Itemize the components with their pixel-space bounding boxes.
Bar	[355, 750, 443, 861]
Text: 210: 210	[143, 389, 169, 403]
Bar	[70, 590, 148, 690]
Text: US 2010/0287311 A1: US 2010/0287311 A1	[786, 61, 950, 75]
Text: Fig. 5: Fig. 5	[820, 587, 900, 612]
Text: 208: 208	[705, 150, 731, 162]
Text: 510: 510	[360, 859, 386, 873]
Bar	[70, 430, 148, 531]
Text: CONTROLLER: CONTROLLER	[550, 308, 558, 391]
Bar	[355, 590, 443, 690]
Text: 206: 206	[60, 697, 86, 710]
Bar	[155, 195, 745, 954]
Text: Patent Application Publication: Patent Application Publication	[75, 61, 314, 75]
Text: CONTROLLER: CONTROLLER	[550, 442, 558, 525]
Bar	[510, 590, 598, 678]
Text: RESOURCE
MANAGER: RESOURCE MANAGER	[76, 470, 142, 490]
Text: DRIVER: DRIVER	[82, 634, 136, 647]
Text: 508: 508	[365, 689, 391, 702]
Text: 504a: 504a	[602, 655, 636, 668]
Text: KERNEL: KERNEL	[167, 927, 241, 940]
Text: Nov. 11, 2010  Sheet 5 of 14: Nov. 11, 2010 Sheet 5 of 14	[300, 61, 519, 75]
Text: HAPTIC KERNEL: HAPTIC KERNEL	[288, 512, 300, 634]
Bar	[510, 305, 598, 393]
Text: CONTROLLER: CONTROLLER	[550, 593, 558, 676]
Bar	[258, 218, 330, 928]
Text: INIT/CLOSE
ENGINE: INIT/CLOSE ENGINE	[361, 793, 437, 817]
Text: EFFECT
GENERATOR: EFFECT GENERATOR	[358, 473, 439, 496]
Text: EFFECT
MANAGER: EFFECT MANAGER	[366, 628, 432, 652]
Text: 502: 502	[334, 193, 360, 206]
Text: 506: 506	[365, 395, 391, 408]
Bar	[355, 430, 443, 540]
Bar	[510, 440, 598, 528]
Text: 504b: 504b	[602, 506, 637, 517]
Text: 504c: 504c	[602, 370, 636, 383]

**THE EXERCISE:** Could you copy out every line of the records above, keeping each one word for word?

**RESULT BELOW:**
Itemize the components with their pixel-space bounding boxes.
Bar	[355, 750, 443, 861]
Text: 210: 210	[143, 389, 169, 403]
Bar	[70, 590, 148, 690]
Text: US 2010/0287311 A1: US 2010/0287311 A1	[786, 61, 950, 75]
Text: Fig. 5: Fig. 5	[820, 587, 900, 612]
Text: 208: 208	[705, 150, 731, 162]
Text: 510: 510	[360, 859, 386, 873]
Bar	[70, 430, 148, 531]
Text: CONTROLLER: CONTROLLER	[550, 308, 558, 391]
Bar	[355, 590, 443, 690]
Text: 206: 206	[60, 697, 86, 710]
Bar	[155, 195, 745, 954]
Text: Patent Application Publication: Patent Application Publication	[75, 61, 314, 75]
Text: CONTROLLER: CONTROLLER	[550, 442, 558, 525]
Bar	[510, 590, 598, 678]
Text: RESOURCE
MANAGER: RESOURCE MANAGER	[76, 470, 142, 490]
Text: DRIVER: DRIVER	[82, 634, 136, 647]
Text: 508: 508	[365, 689, 391, 702]
Text: 504a: 504a	[602, 655, 636, 668]
Text: KERNEL: KERNEL	[167, 927, 241, 940]
Text: Nov. 11, 2010  Sheet 5 of 14: Nov. 11, 2010 Sheet 5 of 14	[300, 61, 519, 75]
Text: HAPTIC KERNEL: HAPTIC KERNEL	[288, 512, 300, 634]
Bar	[510, 305, 598, 393]
Text: CONTROLLER: CONTROLLER	[550, 593, 558, 676]
Bar	[258, 218, 330, 928]
Text: INIT/CLOSE
ENGINE: INIT/CLOSE ENGINE	[361, 793, 437, 817]
Text: EFFECT
GENERATOR: EFFECT GENERATOR	[358, 473, 439, 496]
Text: EFFECT
MANAGER: EFFECT MANAGER	[366, 628, 432, 652]
Text: 502: 502	[334, 193, 360, 206]
Text: 506: 506	[365, 395, 391, 408]
Bar	[355, 430, 443, 540]
Bar	[510, 440, 598, 528]
Text: 504b: 504b	[602, 506, 637, 517]
Text: 504c: 504c	[602, 370, 636, 383]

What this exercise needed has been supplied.